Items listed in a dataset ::

========================

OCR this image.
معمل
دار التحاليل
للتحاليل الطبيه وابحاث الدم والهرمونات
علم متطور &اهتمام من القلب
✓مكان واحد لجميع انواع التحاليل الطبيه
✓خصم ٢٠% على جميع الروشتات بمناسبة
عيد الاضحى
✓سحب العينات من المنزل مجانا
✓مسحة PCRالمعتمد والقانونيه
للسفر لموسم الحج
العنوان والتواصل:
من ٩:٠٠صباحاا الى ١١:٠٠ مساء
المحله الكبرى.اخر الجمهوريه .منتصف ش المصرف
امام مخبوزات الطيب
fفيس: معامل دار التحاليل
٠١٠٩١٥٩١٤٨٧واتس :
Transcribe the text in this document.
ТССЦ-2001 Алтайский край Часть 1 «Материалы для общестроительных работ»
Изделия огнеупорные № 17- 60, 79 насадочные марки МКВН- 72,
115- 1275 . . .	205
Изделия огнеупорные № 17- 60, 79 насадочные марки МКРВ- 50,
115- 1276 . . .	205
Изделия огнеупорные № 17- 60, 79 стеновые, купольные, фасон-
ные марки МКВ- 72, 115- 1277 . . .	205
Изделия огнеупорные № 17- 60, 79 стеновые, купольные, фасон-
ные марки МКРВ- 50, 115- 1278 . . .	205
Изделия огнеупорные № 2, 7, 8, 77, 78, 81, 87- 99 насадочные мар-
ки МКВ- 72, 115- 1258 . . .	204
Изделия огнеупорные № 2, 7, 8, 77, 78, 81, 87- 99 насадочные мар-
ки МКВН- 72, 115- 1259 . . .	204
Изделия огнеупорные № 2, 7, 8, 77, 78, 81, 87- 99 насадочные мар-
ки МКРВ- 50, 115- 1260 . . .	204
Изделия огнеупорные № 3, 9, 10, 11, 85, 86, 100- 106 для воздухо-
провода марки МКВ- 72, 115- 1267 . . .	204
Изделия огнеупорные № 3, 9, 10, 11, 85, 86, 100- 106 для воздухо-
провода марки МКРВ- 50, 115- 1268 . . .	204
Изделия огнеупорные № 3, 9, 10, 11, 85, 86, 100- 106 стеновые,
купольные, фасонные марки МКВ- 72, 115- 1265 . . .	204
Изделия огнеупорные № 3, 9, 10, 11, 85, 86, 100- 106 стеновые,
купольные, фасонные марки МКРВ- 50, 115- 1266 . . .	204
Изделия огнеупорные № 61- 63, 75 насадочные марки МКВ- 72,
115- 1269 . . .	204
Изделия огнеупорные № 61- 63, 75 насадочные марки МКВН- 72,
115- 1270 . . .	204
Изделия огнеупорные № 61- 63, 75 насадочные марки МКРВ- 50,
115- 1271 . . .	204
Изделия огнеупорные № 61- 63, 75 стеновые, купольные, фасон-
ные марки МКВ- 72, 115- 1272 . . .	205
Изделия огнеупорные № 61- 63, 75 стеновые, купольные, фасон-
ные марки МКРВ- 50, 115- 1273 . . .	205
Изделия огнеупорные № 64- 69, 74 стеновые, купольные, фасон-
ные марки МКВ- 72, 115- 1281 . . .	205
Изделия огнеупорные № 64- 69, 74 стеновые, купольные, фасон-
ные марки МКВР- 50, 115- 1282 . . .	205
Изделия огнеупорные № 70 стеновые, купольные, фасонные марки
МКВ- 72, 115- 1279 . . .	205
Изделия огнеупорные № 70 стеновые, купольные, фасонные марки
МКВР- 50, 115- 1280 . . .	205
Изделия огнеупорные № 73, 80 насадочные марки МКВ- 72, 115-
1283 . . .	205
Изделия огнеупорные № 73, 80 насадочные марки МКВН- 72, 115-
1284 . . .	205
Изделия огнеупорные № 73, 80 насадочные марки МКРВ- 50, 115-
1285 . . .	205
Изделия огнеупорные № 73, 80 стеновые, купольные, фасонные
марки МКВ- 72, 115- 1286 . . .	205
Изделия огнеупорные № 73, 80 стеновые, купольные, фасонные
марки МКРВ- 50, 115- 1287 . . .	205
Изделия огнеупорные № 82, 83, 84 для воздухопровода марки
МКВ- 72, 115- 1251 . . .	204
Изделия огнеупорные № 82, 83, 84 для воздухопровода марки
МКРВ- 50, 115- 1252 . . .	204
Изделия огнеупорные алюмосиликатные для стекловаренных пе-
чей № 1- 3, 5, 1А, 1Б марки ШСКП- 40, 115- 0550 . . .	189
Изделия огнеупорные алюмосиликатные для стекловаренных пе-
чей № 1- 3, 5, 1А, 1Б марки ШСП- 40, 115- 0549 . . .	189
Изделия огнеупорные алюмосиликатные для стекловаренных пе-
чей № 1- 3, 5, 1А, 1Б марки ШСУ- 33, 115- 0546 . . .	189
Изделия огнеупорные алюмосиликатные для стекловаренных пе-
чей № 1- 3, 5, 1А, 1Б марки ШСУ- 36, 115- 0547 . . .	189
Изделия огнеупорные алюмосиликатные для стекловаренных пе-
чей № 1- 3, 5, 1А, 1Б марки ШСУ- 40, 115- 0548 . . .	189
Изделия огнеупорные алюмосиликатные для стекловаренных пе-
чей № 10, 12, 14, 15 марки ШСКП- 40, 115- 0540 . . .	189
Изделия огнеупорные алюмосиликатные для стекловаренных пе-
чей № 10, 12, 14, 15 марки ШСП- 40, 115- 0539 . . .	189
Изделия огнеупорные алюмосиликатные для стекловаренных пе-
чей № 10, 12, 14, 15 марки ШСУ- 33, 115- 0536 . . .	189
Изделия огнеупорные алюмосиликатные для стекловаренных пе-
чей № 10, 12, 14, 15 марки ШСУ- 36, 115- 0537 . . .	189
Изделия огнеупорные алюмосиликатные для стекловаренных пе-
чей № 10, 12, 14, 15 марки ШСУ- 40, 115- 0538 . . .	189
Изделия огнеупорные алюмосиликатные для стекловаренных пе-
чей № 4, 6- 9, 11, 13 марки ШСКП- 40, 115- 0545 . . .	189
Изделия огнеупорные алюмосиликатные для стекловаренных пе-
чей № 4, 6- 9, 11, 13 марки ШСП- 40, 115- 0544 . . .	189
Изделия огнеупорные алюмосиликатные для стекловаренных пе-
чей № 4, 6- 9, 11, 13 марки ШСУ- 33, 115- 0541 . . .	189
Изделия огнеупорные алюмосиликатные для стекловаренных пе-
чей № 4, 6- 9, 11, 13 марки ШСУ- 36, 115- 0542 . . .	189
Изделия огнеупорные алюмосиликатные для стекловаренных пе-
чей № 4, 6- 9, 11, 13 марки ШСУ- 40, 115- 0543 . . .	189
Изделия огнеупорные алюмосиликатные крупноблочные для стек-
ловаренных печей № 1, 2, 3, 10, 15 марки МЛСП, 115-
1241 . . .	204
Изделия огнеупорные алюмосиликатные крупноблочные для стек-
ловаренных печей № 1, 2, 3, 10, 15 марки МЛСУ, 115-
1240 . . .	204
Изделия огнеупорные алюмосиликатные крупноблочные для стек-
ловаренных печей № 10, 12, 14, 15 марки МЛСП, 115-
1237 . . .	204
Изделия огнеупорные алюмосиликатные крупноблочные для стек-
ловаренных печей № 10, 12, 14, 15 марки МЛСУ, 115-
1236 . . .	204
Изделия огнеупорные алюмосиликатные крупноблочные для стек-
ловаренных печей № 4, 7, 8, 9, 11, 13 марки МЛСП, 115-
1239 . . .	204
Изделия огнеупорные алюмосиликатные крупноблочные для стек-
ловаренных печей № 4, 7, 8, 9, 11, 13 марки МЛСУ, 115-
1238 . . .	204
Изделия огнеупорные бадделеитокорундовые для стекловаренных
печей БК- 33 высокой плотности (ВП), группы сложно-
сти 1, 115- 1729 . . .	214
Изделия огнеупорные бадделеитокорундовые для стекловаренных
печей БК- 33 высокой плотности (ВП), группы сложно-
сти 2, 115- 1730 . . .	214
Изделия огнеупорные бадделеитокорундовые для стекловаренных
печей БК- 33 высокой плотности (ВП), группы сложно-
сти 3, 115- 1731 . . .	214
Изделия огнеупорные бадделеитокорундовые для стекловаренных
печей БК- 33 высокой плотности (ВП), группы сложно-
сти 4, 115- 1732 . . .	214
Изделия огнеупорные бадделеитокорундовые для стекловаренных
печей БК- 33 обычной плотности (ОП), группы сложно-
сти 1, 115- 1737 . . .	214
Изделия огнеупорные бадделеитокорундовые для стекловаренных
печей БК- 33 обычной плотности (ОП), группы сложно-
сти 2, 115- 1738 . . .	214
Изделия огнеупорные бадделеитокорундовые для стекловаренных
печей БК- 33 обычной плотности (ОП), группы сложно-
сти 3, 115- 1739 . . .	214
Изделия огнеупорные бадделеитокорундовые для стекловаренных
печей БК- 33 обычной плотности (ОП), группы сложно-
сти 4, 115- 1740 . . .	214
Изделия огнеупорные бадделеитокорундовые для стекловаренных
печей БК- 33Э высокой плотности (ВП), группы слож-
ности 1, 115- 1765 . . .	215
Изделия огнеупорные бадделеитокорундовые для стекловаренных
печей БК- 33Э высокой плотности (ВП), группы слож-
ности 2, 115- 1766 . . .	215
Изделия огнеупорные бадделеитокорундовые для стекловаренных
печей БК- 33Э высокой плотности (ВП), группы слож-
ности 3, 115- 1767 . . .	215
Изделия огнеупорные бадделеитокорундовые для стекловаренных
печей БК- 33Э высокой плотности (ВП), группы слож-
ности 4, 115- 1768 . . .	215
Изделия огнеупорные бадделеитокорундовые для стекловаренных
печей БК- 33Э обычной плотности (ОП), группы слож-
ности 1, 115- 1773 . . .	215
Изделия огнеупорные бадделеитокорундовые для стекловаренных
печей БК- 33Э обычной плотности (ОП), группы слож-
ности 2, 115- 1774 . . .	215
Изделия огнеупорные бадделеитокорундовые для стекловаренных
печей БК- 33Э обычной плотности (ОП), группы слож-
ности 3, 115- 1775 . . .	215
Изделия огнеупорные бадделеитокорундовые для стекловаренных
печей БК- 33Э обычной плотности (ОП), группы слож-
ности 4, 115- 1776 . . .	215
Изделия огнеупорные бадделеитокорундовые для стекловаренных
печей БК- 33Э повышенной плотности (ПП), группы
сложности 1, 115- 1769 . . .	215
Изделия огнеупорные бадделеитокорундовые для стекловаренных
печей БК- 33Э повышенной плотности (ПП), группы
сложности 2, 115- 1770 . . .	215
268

========================

YOUR INSTRUCTIONS :: Say how many lines include the word "МКВН"; reply with the number alone.

THE RESPONSE :: 4